Reproduce every record below exactly as written, but leave out any pictures.

### Dataset records
§

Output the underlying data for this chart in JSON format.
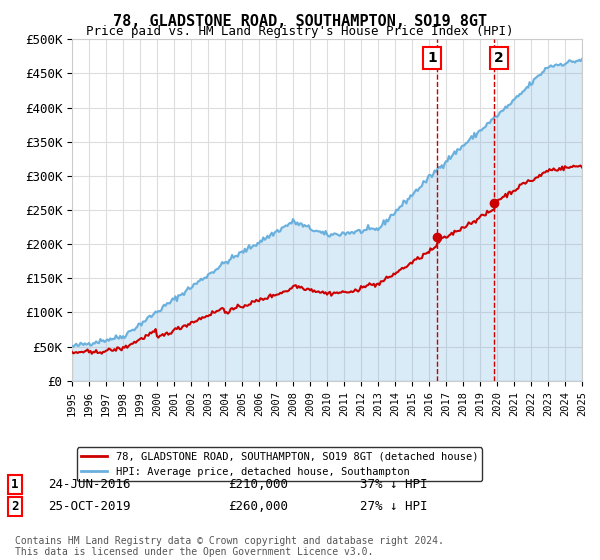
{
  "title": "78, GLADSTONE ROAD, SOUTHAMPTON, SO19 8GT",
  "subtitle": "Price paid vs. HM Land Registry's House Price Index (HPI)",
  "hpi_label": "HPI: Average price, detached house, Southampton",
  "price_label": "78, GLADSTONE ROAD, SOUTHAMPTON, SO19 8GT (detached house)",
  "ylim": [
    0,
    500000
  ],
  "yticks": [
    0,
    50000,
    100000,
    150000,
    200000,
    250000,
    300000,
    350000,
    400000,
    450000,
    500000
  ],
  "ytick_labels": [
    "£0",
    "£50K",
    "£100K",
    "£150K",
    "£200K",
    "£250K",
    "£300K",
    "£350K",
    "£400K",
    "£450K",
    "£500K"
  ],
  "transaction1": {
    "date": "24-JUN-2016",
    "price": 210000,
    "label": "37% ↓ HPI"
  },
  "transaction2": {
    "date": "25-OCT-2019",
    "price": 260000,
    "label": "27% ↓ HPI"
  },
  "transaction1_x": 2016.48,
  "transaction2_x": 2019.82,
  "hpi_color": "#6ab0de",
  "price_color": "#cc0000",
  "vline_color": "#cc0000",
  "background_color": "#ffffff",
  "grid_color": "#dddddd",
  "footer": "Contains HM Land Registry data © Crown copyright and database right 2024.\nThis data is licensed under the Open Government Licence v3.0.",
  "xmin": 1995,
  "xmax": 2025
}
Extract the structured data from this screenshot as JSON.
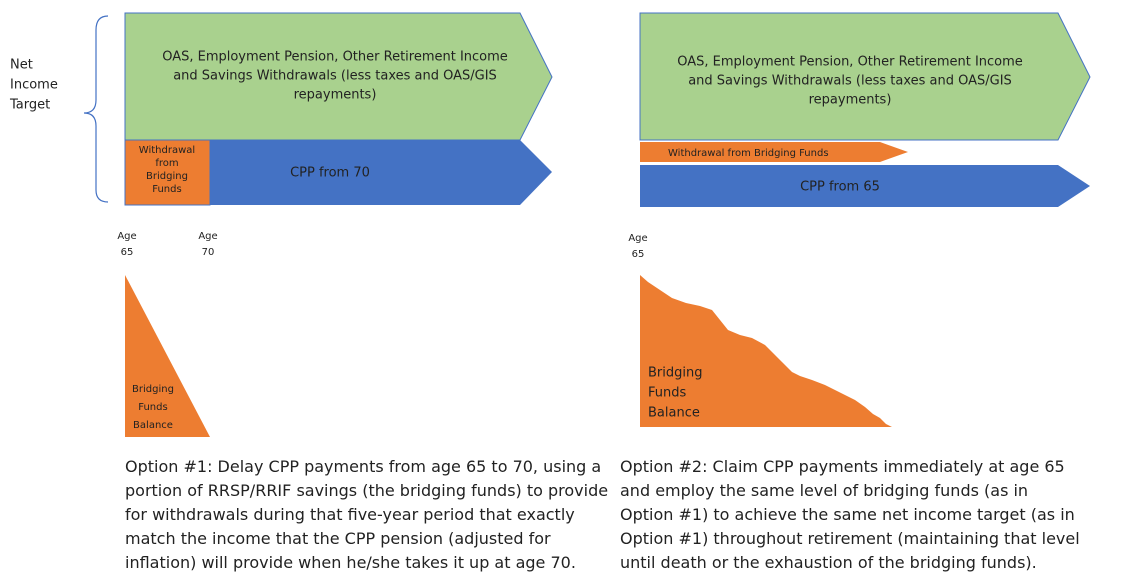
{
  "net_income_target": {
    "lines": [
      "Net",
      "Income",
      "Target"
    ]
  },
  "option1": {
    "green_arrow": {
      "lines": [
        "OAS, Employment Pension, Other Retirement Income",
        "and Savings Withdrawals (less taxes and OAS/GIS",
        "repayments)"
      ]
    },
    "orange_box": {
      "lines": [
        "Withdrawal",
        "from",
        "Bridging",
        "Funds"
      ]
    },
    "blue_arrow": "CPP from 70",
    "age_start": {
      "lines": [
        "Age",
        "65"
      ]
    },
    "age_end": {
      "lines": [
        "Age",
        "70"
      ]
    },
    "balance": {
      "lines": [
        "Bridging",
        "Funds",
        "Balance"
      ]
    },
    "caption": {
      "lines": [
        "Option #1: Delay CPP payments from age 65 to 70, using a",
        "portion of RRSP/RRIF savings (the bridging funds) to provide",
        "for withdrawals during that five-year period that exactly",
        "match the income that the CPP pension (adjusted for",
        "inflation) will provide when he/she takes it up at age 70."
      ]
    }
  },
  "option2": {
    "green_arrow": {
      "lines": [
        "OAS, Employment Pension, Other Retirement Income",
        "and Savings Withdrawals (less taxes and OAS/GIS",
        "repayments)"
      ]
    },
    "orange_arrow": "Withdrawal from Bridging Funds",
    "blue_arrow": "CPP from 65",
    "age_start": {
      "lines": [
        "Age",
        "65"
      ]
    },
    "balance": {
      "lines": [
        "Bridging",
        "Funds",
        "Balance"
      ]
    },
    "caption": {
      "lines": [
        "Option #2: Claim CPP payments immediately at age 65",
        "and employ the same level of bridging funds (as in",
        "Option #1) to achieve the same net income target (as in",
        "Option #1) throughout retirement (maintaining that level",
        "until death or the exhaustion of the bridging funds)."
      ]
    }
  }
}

§

### Exercise result
Output the underlying data for this chart in JSON format.
{
  "title": "78, GLADSTONE ROAD, SOUTHAMPTON, SO19 8GT",
  "subtitle": "Price paid vs. HM Land Registry's House Price Index (HPI)",
  "hpi_label": "HPI: Average price, detached house, Southampton",
  "price_label": "78, GLADSTONE ROAD, SOUTHAMPTON, SO19 8GT (detached house)",
  "ylim": [
    0,
    500000
  ],
  "yticks": [
    0,
    50000,
    100000,
    150000,
    200000,
    250000,
    300000,
    350000,
    400000,
    450000,
    500000
  ],
  "ytick_labels": [
    "£0",
    "£50K",
    "£100K",
    "£150K",
    "£200K",
    "£250K",
    "£300K",
    "£350K",
    "£400K",
    "£450K",
    "£500K"
  ],
  "transaction1": {
    "date": "24-JUN-2016",
    "price": 210000,
    "label": "37% ↓ HPI"
  },
  "transaction2": {
    "date": "25-OCT-2019",
    "price": 260000,
    "label": "27% ↓ HPI"
  },
  "transaction1_x": 2016.48,
  "transaction2_x": 2019.82,
  "hpi_color": "#6ab0de",
  "price_color": "#cc0000",
  "vline_color": "#cc0000",
  "background_color": "#ffffff",
  "grid_color": "#dddddd",
  "footer": "Contains HM Land Registry data © Crown copyright and database right 2024.\nThis data is licensed under the Open Government Licence v3.0.",
  "xmin": 1995,
  "xmax": 2025
}
Extract the structured data from this screenshot as JSON.
{
  "net_income_target": {
    "lines": [
      "Net",
      "Income",
      "Target"
    ]
  },
  "option1": {
    "green_arrow": {
      "lines": [
        "OAS, Employment Pension, Other Retirement Income",
        "and Savings Withdrawals (less taxes and OAS/GIS",
        "repayments)"
      ]
    },
    "orange_box": {
      "lines": [
        "Withdrawal",
        "from",
        "Bridging",
        "Funds"
      ]
    },
    "blue_arrow": "CPP from 70",
    "age_start": {
      "lines": [
        "Age",
        "65"
      ]
    },
    "age_end": {
      "lines": [
        "Age",
        "70"
      ]
    },
    "balance": {
      "lines": [
        "Bridging",
        "Funds",
        "Balance"
      ]
    },
    "caption": {
      "lines": [
        "Option #1: Delay CPP payments from age 65 to 70, using a",
        "portion of RRSP/RRIF savings (the bridging funds) to provide",
        "for withdrawals during that five-year period that exactly",
        "match the income that the CPP pension (adjusted for",
        "inflation) will provide when he/she takes it up at age 70."
      ]
    }
  },
  "option2": {
    "green_arrow": {
      "lines": [
        "OAS, Employment Pension, Other Retirement Income",
        "and Savings Withdrawals (less taxes and OAS/GIS",
        "repayments)"
      ]
    },
    "orange_arrow": "Withdrawal from Bridging Funds",
    "blue_arrow": "CPP from 65",
    "age_start": {
      "lines": [
        "Age",
        "65"
      ]
    },
    "balance": {
      "lines": [
        "Bridging",
        "Funds",
        "Balance"
      ]
    },
    "caption": {
      "lines": [
        "Option #2: Claim CPP payments immediately at age 65",
        "and employ the same level of bridging funds (as in",
        "Option #1) to achieve the same net income target (as in",
        "Option #1) throughout retirement (maintaining that level",
        "until death or the exhaustion of the bridging funds)."
      ]
    }
  }
}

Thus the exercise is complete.